Records from a collection:
::::::
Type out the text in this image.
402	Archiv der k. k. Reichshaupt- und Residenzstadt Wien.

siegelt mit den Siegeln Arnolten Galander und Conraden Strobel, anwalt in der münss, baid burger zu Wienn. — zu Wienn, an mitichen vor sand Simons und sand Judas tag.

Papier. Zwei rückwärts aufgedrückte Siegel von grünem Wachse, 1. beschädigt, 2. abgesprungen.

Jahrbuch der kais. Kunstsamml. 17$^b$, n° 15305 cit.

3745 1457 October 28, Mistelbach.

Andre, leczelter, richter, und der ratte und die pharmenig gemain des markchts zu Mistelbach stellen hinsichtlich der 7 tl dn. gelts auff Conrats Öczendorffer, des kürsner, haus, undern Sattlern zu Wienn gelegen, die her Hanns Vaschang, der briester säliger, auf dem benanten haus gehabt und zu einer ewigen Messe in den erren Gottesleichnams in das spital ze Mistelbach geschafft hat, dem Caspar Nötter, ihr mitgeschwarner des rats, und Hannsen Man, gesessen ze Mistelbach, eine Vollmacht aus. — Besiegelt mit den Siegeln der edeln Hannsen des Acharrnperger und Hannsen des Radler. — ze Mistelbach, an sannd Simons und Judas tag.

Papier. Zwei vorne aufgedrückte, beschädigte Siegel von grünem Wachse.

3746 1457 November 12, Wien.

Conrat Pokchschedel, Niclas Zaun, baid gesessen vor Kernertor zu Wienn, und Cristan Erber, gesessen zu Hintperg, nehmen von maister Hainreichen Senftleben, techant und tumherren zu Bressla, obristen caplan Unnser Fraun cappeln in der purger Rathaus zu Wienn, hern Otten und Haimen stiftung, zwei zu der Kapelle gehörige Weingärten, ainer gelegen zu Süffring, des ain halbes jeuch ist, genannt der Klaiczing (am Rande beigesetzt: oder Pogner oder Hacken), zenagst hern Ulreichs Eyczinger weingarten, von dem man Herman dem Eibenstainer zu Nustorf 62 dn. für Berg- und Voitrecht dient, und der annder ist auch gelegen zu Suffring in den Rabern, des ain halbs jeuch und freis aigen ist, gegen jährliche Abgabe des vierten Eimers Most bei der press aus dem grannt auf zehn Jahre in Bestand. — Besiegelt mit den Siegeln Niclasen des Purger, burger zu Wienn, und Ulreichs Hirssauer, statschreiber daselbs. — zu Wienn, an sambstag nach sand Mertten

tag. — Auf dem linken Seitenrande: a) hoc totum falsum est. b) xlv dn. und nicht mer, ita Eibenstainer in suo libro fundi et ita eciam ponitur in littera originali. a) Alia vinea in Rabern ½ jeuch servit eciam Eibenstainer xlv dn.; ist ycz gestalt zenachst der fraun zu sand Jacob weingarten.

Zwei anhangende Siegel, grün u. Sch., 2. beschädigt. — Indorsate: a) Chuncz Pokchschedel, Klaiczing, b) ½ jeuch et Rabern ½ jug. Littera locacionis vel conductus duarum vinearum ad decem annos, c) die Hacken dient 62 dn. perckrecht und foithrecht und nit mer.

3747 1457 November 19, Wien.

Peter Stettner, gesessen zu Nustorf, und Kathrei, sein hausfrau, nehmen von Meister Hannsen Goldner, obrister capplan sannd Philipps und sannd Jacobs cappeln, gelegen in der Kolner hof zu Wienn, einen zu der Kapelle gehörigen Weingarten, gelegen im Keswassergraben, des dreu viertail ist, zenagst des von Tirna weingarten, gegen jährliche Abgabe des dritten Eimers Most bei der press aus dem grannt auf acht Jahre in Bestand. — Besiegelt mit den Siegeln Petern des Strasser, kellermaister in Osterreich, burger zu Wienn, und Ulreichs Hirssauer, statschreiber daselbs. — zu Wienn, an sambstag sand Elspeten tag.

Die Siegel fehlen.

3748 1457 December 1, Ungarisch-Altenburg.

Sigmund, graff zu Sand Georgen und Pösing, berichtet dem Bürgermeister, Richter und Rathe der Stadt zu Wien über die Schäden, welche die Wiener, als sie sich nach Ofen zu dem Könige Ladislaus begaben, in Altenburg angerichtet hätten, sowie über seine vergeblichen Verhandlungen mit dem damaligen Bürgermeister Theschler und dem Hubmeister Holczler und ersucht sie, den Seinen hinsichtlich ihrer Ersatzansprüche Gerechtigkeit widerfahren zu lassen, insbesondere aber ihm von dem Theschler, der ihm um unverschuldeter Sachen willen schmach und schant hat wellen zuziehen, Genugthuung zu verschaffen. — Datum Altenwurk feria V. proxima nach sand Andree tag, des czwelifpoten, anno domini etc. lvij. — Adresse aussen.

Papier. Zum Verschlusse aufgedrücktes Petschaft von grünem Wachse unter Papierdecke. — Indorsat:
::::::
> [To be done] Print the records above in full, exactly.

> [Output below]
Type out the text in this image.
402	Archiv der k. k. Reichshaupt- und Residenzstadt Wien.

siegelt mit den Siegeln Arnolten Galander und Conraden Strobel, anwalt in der münss, baid burger zu Wienn. — zu Wienn, an mitichen vor sand Simons und sand Judas tag.

Papier. Zwei rückwärts aufgedrückte Siegel von grünem Wachse, 1. beschädigt, 2. abgesprungen.

Jahrbuch der kais. Kunstsamml. 17$^b$, n° 15305 cit.

3745 1457 October 28, Mistelbach.

Andre, leczelter, richter, und der ratte und die pharmenig gemain des markchts zu Mistelbach stellen hinsichtlich der 7 tl dn. gelts auff Conrats Öczendorffer, des kürsner, haus, undern Sattlern zu Wienn gelegen, die her Hanns Vaschang, der briester säliger, auf dem benanten haus gehabt und zu einer ewigen Messe in den erren Gottesleichnams in das spital ze Mistelbach geschafft hat, dem Caspar Nötter, ihr mitgeschwarner des rats, und Hannsen Man, gesessen ze Mistelbach, eine Vollmacht aus. — Besiegelt mit den Siegeln der edeln Hannsen des Acharrnperger und Hannsen des Radler. — ze Mistelbach, an sannd Simons und Judas tag.

Papier. Zwei vorne aufgedrückte, beschädigte Siegel von grünem Wachse.

3746 1457 November 12, Wien.

Conrat Pokchschedel, Niclas Zaun, baid gesessen vor Kernertor zu Wienn, und Cristan Erber, gesessen zu Hintperg, nehmen von maister Hainreichen Senftleben, techant und tumherren zu Bressla, obristen caplan Unnser Fraun cappeln in der purger Rathaus zu Wienn, hern Otten und Haimen stiftung, zwei zu der Kapelle gehörige Weingärten, ainer gelegen zu Süffring, des ain halbes jeuch ist, genannt der Klaiczing (am Rande beigesetzt: oder Pogner oder Hacken), zenagst hern Ulreichs Eyczinger weingarten, von dem man Herman dem Eibenstainer zu Nustorf 62 dn. für Berg- und Voitrecht dient, und der annder ist auch gelegen zu Suffring in den Rabern, des ain halbs jeuch und freis aigen ist, gegen jährliche Abgabe des vierten Eimers Most bei der press aus dem grannt auf zehn Jahre in Bestand. — Besiegelt mit den Siegeln Niclasen des Purger, burger zu Wienn, und Ulreichs Hirssauer, statschreiber daselbs. — zu Wienn, an sambstag nach sand Mertten

tag. — Auf dem linken Seitenrande: a) hoc totum falsum est. b) xlv dn. und nicht mer, ita Eibenstainer in suo libro fundi et ita eciam ponitur in littera originali. a) Alia vinea in Rabern ½ jeuch servit eciam Eibenstainer xlv dn.; ist ycz gestalt zenachst der fraun zu sand Jacob weingarten.

Zwei anhangende Siegel, grün u. Sch., 2. beschädigt. — Indorsate: a) Chuncz Pokchschedel, Klaiczing, b) ½ jeuch et Rabern ½ jug. Littera locacionis vel conductus duarum vinearum ad decem annos, c) die Hacken dient 62 dn. perckrecht und foithrecht und nit mer.

3747 1457 November 19, Wien.

Peter Stettner, gesessen zu Nustorf, und Kathrei, sein hausfrau, nehmen von Meister Hannsen Goldner, obrister capplan sannd Philipps und sannd Jacobs cappeln, gelegen in der Kolner hof zu Wienn, einen zu der Kapelle gehörigen Weingarten, gelegen im Keswassergraben, des dreu viertail ist, zenagst des von Tirna weingarten, gegen jährliche Abgabe des dritten Eimers Most bei der press aus dem grannt auf acht Jahre in Bestand. — Besiegelt mit den Siegeln Petern des Strasser, kellermaister in Osterreich, burger zu Wienn, und Ulreichs Hirssauer, statschreiber daselbs. — zu Wienn, an sambstag sand Elspeten tag.

Die Siegel fehlen.

3748 1457 December 1, Ungarisch-Altenburg.

Sigmund, graff zu Sand Georgen und Pösing, berichtet dem Bürgermeister, Richter und Rathe der Stadt zu Wien über die Schäden, welche die Wiener, als sie sich nach Ofen zu dem Könige Ladislaus begaben, in Altenburg angerichtet hätten, sowie über seine vergeblichen Verhandlungen mit dem damaligen Bürgermeister Theschler und dem Hubmeister Holczler und ersucht sie, den Seinen hinsichtlich ihrer Ersatzansprüche Gerechtigkeit widerfahren zu lassen, insbesondere aber ihm von dem Theschler, der ihm um unverschuldeter Sachen willen schmach und schant hat wellen zuziehen, Genugthuung zu verschaffen. — Datum Altenwurk feria V. proxima nach sand Andree tag, des czwelifpoten, anno domini etc. lvij. — Adresse aussen.

Papier. Zum Verschlusse aufgedrücktes Petschaft von grünem Wachse unter Papierdecke. — Indorsat:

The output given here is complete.